*Short exercise*
Reproduce the listing below, swapping every occurrence of "salinity-point" for "salinity-marker". Leave everything else unchanged.

Recorded data
++++
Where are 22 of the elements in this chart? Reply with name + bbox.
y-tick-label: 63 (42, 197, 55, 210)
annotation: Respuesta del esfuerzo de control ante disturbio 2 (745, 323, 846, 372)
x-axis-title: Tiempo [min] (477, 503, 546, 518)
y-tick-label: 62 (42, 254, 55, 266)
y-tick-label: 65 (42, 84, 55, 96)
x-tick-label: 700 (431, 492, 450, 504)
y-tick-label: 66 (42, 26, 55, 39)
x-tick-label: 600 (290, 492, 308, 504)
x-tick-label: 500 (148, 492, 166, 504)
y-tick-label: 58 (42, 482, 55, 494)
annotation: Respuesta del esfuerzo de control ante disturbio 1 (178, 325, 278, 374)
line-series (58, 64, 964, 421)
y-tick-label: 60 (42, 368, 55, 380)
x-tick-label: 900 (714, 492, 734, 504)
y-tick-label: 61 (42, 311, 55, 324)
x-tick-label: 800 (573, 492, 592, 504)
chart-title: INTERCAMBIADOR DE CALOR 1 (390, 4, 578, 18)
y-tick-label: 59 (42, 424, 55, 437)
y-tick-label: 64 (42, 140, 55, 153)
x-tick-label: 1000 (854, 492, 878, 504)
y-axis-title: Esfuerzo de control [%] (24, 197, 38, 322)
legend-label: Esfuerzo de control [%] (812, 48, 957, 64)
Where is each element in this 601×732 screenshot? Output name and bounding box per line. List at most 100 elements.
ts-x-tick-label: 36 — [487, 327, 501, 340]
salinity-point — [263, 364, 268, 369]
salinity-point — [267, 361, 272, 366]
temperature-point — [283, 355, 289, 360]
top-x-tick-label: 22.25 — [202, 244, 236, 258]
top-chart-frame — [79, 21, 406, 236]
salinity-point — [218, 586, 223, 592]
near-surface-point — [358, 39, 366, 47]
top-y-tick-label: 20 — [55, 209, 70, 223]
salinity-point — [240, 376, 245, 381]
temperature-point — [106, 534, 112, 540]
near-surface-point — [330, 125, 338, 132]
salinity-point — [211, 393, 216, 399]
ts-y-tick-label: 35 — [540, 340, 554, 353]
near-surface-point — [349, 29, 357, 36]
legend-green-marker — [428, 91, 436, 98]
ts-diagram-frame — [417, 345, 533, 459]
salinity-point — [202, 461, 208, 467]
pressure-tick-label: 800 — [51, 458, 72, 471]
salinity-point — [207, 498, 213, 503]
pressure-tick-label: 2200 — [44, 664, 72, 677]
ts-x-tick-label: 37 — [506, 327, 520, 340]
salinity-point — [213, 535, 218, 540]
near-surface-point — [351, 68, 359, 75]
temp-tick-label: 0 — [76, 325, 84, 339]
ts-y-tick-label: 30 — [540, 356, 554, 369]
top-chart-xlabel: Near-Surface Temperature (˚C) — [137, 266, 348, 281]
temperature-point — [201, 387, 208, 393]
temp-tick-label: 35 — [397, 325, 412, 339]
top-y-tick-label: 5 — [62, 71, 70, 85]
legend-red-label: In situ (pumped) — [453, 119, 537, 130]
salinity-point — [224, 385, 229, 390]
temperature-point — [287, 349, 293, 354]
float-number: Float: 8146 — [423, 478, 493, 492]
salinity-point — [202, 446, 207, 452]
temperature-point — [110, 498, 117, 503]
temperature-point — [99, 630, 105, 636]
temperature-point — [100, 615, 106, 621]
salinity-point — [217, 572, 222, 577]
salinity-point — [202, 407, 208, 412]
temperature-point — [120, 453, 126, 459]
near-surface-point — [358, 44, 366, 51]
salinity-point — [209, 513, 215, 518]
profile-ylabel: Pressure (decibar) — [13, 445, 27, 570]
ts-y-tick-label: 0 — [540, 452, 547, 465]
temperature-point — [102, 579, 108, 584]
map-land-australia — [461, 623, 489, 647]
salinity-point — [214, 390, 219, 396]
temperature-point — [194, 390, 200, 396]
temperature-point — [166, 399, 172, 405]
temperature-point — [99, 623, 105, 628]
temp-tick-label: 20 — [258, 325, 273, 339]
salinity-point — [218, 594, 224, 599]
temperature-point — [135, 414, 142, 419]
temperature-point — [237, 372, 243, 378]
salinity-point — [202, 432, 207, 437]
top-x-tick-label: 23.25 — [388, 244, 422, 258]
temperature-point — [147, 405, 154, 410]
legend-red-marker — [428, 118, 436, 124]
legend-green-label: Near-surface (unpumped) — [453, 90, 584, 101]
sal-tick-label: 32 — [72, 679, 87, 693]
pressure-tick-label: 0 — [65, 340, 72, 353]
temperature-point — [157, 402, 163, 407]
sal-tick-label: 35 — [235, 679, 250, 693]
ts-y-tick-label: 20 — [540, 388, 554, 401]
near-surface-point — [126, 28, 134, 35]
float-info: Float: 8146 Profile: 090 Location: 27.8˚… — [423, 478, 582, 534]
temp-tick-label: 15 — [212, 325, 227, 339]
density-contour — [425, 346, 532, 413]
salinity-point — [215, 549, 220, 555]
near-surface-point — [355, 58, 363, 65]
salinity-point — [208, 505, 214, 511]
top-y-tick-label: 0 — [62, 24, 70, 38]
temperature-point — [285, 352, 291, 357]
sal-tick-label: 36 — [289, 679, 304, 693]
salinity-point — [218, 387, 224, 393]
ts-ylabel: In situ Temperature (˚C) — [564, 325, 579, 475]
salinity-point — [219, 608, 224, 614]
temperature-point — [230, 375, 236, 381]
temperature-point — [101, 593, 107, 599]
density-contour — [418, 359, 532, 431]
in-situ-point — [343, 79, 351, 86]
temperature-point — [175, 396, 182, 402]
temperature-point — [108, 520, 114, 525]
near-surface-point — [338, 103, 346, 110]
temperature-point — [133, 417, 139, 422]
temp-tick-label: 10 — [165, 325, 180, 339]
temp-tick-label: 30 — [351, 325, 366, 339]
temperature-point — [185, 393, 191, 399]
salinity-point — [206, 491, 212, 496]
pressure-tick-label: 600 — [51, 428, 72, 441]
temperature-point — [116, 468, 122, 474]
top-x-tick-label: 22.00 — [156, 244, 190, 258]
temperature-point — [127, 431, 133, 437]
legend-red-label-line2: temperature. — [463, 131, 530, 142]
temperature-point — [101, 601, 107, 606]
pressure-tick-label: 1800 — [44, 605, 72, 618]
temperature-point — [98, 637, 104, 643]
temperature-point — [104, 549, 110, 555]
++++
*Output*
Where are 22 of the elements in this chart? Reply with name + bbox.
y-tick-label: 63 (42, 197, 55, 210)
annotation: Respuesta del esfuerzo de control ante disturbio 2 (745, 323, 846, 372)
x-axis-title: Tiempo [min] (477, 503, 546, 518)
y-tick-label: 62 (42, 254, 55, 266)
y-tick-label: 65 (42, 84, 55, 96)
x-tick-label: 700 (431, 492, 450, 504)
y-tick-label: 66 (42, 26, 55, 39)
x-tick-label: 600 (290, 492, 308, 504)
x-tick-label: 500 (148, 492, 166, 504)
y-tick-label: 58 (42, 482, 55, 494)
annotation: Respuesta del esfuerzo de control ante disturbio 1 (178, 325, 278, 374)
line-series (58, 64, 964, 421)
y-tick-label: 60 (42, 368, 55, 380)
x-tick-label: 900 (714, 492, 734, 504)
y-tick-label: 61 (42, 311, 55, 324)
x-tick-label: 800 (573, 492, 592, 504)
chart-title: INTERCAMBIADOR DE CALOR 1 (390, 4, 578, 18)
y-tick-label: 59 (42, 424, 55, 437)
y-tick-label: 64 (42, 140, 55, 153)
x-tick-label: 1000 (854, 492, 878, 504)
y-axis-title: Esfuerzo de control [%] (24, 197, 38, 322)
legend-label: Esfuerzo de control [%] (812, 48, 957, 64)
Where is each element in this 601×732 screenshot? Output name and bounding box per line. List at most 100 elements.
ts-x-tick-label: 36 — [487, 327, 501, 340]
salinity-marker — [263, 364, 268, 369]
salinity-marker — [267, 361, 272, 366]
temperature-point — [283, 355, 289, 360]
top-x-tick-label: 22.25 — [202, 244, 236, 258]
top-chart-frame — [79, 21, 406, 236]
salinity-marker — [218, 586, 223, 592]
near-surface-point — [358, 39, 366, 47]
top-y-tick-label: 20 — [55, 209, 70, 223]
salinity-marker — [240, 376, 245, 381]
temperature-point — [106, 534, 112, 540]
near-surface-point — [330, 125, 338, 132]
salinity-marker — [211, 393, 216, 399]
ts-y-tick-label: 35 — [540, 340, 554, 353]
near-surface-point — [349, 29, 357, 36]
legend-green-marker — [428, 91, 436, 98]
ts-diagram-frame — [417, 345, 533, 459]
salinity-marker — [202, 461, 208, 467]
pressure-tick-label: 800 — [51, 458, 72, 471]
salinity-marker — [207, 498, 213, 503]
pressure-tick-label: 2200 — [44, 664, 72, 677]
ts-x-tick-label: 37 — [506, 327, 520, 340]
salinity-marker — [213, 535, 218, 540]
near-surface-point — [351, 68, 359, 75]
temp-tick-label: 0 — [76, 325, 84, 339]
ts-y-tick-label: 30 — [540, 356, 554, 369]
top-chart-xlabel: Near-Surface Temperature (˚C) — [137, 266, 348, 281]
temperature-point — [201, 387, 208, 393]
temp-tick-label: 35 — [397, 325, 412, 339]
top-y-tick-label: 5 — [62, 71, 70, 85]
legend-red-label: In situ (pumped) — [453, 119, 537, 130]
salinity-marker — [224, 385, 229, 390]
temperature-point — [287, 349, 293, 354]
float-number: Float: 8146 — [423, 478, 493, 492]
salinity-marker — [202, 446, 207, 452]
temperature-point — [110, 498, 117, 503]
temperature-point — [99, 630, 105, 636]
temperature-point — [100, 615, 106, 621]
salinity-marker — [217, 572, 222, 577]
salinity-marker — [202, 407, 208, 412]
temperature-point — [120, 453, 126, 459]
near-surface-point — [358, 44, 366, 51]
salinity-marker — [209, 513, 215, 518]
profile-ylabel: Pressure (decibar) — [13, 445, 27, 570]
ts-y-tick-label: 0 — [540, 452, 547, 465]
temperature-point — [102, 579, 108, 584]
map-land-australia — [461, 623, 489, 647]
salinity-marker — [214, 390, 219, 396]
temperature-point — [194, 390, 200, 396]
temperature-point — [166, 399, 172, 405]
temperature-point — [99, 623, 105, 628]
temp-tick-label: 20 — [258, 325, 273, 339]
salinity-marker — [218, 594, 224, 599]
temperature-point — [135, 414, 142, 419]
temperature-point — [237, 372, 243, 378]
salinity-marker — [202, 432, 207, 437]
top-x-tick-label: 23.25 — [388, 244, 422, 258]
temperature-point — [147, 405, 154, 410]
legend-red-marker — [428, 118, 436, 124]
legend-green-label: Near-surface (unpumped) — [453, 90, 584, 101]
sal-tick-label: 32 — [72, 679, 87, 693]
pressure-tick-label: 0 — [65, 340, 72, 353]
temperature-point — [157, 402, 163, 407]
sal-tick-label: 35 — [235, 679, 250, 693]
ts-y-tick-label: 20 — [540, 388, 554, 401]
near-surface-point — [126, 28, 134, 35]
float-info: Float: 8146 Profile: 090 Location: 27.8˚… — [423, 478, 582, 534]
temp-tick-label: 15 — [212, 325, 227, 339]
density-contour — [425, 346, 532, 413]
salinity-marker — [215, 549, 220, 555]
near-surface-point — [355, 58, 363, 65]
salinity-marker — [208, 505, 214, 511]
top-y-tick-label: 0 — [62, 24, 70, 38]
temperature-point — [285, 352, 291, 357]
sal-tick-label: 36 — [289, 679, 304, 693]
salinity-marker — [218, 387, 224, 393]
ts-ylabel: In situ Temperature (˚C) — [564, 325, 579, 475]
salinity-marker — [219, 608, 224, 614]
temperature-point — [230, 375, 236, 381]
temperature-point — [101, 593, 107, 599]
density-contour — [418, 359, 532, 431]
in-situ-point — [343, 79, 351, 86]
temperature-point — [175, 396, 182, 402]
temperature-point — [108, 520, 114, 525]
near-surface-point — [338, 103, 346, 110]
temperature-point — [133, 417, 139, 422]
temp-tick-label: 10 — [165, 325, 180, 339]
temp-tick-label: 30 — [351, 325, 366, 339]
temperature-point — [185, 393, 191, 399]
salinity-marker — [206, 491, 212, 496]
pressure-tick-label: 600 — [51, 428, 72, 441]
temperature-point — [116, 468, 122, 474]
top-x-tick-label: 22.00 — [156, 244, 190, 258]
temperature-point — [127, 431, 133, 437]
legend-red-label-line2: temperature. — [463, 131, 530, 142]
temperature-point — [101, 601, 107, 606]
pressure-tick-label: 1800 — [44, 605, 72, 618]
temperature-point — [98, 637, 104, 643]
temperature-point — [104, 549, 110, 555]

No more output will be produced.